-- BEGIN RECORDS TO USE --
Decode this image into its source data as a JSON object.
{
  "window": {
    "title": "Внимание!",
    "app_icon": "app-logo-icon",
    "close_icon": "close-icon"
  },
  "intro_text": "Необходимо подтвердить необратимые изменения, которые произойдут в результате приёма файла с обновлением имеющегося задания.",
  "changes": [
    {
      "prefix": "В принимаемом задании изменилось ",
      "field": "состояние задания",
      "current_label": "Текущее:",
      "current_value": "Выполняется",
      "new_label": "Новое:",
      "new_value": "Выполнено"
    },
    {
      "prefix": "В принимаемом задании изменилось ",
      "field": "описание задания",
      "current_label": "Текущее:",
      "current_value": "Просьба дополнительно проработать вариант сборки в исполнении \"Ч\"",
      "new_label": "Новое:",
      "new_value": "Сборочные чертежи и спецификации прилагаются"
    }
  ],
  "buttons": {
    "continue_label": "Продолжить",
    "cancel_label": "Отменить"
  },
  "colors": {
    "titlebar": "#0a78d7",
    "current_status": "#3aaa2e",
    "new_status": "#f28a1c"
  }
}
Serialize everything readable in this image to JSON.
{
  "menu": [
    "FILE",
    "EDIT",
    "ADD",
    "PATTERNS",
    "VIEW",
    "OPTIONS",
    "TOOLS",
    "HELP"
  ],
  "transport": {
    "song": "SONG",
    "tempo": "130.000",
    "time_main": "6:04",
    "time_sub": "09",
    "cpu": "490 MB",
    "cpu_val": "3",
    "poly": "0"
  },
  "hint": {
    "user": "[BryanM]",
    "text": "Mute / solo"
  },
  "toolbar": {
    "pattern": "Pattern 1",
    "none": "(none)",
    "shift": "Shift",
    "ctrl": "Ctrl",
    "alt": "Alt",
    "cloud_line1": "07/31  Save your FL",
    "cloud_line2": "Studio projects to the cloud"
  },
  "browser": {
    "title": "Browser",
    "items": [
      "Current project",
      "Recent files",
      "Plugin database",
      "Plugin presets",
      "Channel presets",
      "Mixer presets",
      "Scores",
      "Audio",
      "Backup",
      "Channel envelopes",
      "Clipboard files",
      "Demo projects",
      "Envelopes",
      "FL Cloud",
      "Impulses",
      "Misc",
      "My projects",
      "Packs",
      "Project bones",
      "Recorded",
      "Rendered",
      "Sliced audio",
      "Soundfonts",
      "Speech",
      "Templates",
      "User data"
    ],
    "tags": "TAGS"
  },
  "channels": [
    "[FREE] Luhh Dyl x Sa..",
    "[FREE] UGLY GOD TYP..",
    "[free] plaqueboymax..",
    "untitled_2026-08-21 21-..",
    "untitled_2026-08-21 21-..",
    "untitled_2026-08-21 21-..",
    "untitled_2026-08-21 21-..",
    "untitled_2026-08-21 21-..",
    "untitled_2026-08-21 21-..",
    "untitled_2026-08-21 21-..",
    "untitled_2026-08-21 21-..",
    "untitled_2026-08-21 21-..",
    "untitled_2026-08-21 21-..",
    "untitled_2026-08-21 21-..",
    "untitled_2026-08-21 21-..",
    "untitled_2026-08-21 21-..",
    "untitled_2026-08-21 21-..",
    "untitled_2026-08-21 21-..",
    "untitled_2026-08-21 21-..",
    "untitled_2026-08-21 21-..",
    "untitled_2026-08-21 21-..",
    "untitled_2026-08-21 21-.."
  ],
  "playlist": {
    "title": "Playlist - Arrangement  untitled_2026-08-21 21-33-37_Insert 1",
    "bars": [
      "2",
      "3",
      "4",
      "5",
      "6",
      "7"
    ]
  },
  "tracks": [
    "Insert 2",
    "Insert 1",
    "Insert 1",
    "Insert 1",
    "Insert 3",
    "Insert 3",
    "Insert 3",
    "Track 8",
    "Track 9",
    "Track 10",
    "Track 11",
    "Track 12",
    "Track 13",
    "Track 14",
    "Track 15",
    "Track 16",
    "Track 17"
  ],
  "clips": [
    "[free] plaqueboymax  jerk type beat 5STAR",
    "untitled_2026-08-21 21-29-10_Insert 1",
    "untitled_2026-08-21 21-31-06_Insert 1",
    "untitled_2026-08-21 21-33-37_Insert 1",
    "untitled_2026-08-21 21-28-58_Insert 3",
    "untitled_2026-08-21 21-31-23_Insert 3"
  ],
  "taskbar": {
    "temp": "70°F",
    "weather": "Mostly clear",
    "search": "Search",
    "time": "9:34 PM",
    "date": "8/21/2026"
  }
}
-- END RECORDS TO USE --
> [THE REQUEST]
Retype all of the material above with every character intact.

> [EXERCISE RESULT]
Decode this image into its source data as a JSON object.
{
  "window": {
    "title": "Внимание!",
    "app_icon": "app-logo-icon",
    "close_icon": "close-icon"
  },
  "intro_text": "Необходимо подтвердить необратимые изменения, которые произойдут в результате приёма файла с обновлением имеющегося задания.",
  "changes": [
    {
      "prefix": "В принимаемом задании изменилось ",
      "field": "состояние задания",
      "current_label": "Текущее:",
      "current_value": "Выполняется",
      "new_label": "Новое:",
      "new_value": "Выполнено"
    },
    {
      "prefix": "В принимаемом задании изменилось ",
      "field": "описание задания",
      "current_label": "Текущее:",
      "current_value": "Просьба дополнительно проработать вариант сборки в исполнении \"Ч\"",
      "new_label": "Новое:",
      "new_value": "Сборочные чертежи и спецификации прилагаются"
    }
  ],
  "buttons": {
    "continue_label": "Продолжить",
    "cancel_label": "Отменить"
  },
  "colors": {
    "titlebar": "#0a78d7",
    "current_status": "#3aaa2e",
    "new_status": "#f28a1c"
  }
}
Serialize everything readable in this image to JSON.
{
  "menu": [
    "FILE",
    "EDIT",
    "ADD",
    "PATTERNS",
    "VIEW",
    "OPTIONS",
    "TOOLS",
    "HELP"
  ],
  "transport": {
    "song": "SONG",
    "tempo": "130.000",
    "time_main": "6:04",
    "time_sub": "09",
    "cpu": "490 MB",
    "cpu_val": "3",
    "poly": "0"
  },
  "hint": {
    "user": "[BryanM]",
    "text": "Mute / solo"
  },
  "toolbar": {
    "pattern": "Pattern 1",
    "none": "(none)",
    "shift": "Shift",
    "ctrl": "Ctrl",
    "alt": "Alt",
    "cloud_line1": "07/31  Save your FL",
    "cloud_line2": "Studio projects to the cloud"
  },
  "browser": {
    "title": "Browser",
    "items": [
      "Current project",
      "Recent files",
      "Plugin database",
      "Plugin presets",
      "Channel presets",
      "Mixer presets",
      "Scores",
      "Audio",
      "Backup",
      "Channel envelopes",
      "Clipboard files",
      "Demo projects",
      "Envelopes",
      "FL Cloud",
      "Impulses",
      "Misc",
      "My projects",
      "Packs",
      "Project bones",
      "Recorded",
      "Rendered",
      "Sliced audio",
      "Soundfonts",
      "Speech",
      "Templates",
      "User data"
    ],
    "tags": "TAGS"
  },
  "channels": [
    "[FREE] Luhh Dyl x Sa..",
    "[FREE] UGLY GOD TYP..",
    "[free] plaqueboymax..",
    "untitled_2026-08-21 21-..",
    "untitled_2026-08-21 21-..",
    "untitled_2026-08-21 21-..",
    "untitled_2026-08-21 21-..",
    "untitled_2026-08-21 21-..",
    "untitled_2026-08-21 21-..",
    "untitled_2026-08-21 21-..",
    "untitled_2026-08-21 21-..",
    "untitled_2026-08-21 21-..",
    "untitled_2026-08-21 21-..",
    "untitled_2026-08-21 21-..",
    "untitled_2026-08-21 21-..",
    "untitled_2026-08-21 21-..",
    "untitled_2026-08-21 21-..",
    "untitled_2026-08-21 21-..",
    "untitled_2026-08-21 21-..",
    "untitled_2026-08-21 21-..",
    "untitled_2026-08-21 21-..",
    "untitled_2026-08-21 21-.."
  ],
  "playlist": {
    "title": "Playlist - Arrangement  untitled_2026-08-21 21-33-37_Insert 1",
    "bars": [
      "2",
      "3",
      "4",
      "5",
      "6",
      "7"
    ]
  },
  "tracks": [
    "Insert 2",
    "Insert 1",
    "Insert 1",
    "Insert 1",
    "Insert 3",
    "Insert 3",
    "Insert 3",
    "Track 8",
    "Track 9",
    "Track 10",
    "Track 11",
    "Track 12",
    "Track 13",
    "Track 14",
    "Track 15",
    "Track 16",
    "Track 17"
  ],
  "clips": [
    "[free] plaqueboymax  jerk type beat 5STAR",
    "untitled_2026-08-21 21-29-10_Insert 1",
    "untitled_2026-08-21 21-31-06_Insert 1",
    "untitled_2026-08-21 21-33-37_Insert 1",
    "untitled_2026-08-21 21-28-58_Insert 3",
    "untitled_2026-08-21 21-31-23_Insert 3"
  ],
  "taskbar": {
    "temp": "70°F",
    "weather": "Mostly clear",
    "search": "Search",
    "time": "9:34 PM",
    "date": "8/21/2026"
  }
}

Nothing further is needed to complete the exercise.